══ DATA ══

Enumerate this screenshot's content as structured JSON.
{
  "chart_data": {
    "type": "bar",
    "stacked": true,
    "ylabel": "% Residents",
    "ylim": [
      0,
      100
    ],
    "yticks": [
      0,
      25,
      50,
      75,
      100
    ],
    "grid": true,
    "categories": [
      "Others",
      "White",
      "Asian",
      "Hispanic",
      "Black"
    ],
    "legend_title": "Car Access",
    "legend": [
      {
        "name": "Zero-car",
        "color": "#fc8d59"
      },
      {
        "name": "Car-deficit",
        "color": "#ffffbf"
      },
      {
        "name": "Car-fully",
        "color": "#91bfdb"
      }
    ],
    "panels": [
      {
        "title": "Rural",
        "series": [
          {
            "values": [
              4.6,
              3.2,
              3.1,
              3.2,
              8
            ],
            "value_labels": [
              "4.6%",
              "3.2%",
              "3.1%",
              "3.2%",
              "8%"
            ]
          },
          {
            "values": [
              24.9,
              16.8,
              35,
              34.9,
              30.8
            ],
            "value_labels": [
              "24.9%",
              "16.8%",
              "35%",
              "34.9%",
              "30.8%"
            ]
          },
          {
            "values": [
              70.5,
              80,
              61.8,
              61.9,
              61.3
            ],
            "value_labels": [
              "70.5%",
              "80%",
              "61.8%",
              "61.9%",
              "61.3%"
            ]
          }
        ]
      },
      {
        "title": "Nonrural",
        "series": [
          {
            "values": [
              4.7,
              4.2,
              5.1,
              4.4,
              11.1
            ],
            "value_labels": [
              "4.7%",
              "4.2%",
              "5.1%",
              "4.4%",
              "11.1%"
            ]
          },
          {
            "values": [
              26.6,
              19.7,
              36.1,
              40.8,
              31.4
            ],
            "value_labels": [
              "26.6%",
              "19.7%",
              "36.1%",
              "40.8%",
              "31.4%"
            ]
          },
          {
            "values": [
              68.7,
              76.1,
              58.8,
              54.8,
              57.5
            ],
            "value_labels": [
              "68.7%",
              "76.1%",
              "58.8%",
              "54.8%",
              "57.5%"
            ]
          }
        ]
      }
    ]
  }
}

═══

Show, from the listing above, each line that contains the word "name".

        "name": "Zero-car",
        "name": "Car-deficit",
        "name": "Car-fully",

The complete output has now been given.